EXERCISE DETAILS: Go through the entries below and count the lines holding the word "道德与法治". Reply with only the number, please.

------------------------------------

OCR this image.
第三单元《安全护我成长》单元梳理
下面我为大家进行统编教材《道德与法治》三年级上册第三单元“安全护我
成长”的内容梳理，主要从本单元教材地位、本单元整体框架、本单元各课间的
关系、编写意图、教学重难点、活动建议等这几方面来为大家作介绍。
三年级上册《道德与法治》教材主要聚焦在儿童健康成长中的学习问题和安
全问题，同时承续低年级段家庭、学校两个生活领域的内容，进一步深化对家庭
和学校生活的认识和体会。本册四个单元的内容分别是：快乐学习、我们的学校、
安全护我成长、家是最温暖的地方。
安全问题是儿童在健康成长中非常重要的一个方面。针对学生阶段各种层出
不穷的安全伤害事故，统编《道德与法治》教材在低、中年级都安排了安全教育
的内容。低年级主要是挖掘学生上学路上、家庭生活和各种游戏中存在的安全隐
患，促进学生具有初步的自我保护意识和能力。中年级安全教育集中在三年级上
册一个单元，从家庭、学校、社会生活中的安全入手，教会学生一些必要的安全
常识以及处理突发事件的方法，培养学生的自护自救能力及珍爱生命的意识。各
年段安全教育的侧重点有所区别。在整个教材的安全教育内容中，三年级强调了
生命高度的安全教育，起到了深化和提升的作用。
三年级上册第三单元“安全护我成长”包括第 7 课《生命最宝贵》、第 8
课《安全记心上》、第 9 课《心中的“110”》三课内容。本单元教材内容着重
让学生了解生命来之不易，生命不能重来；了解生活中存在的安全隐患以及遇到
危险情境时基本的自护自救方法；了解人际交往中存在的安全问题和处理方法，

------------------------------------

FINISHED ANSWER: 3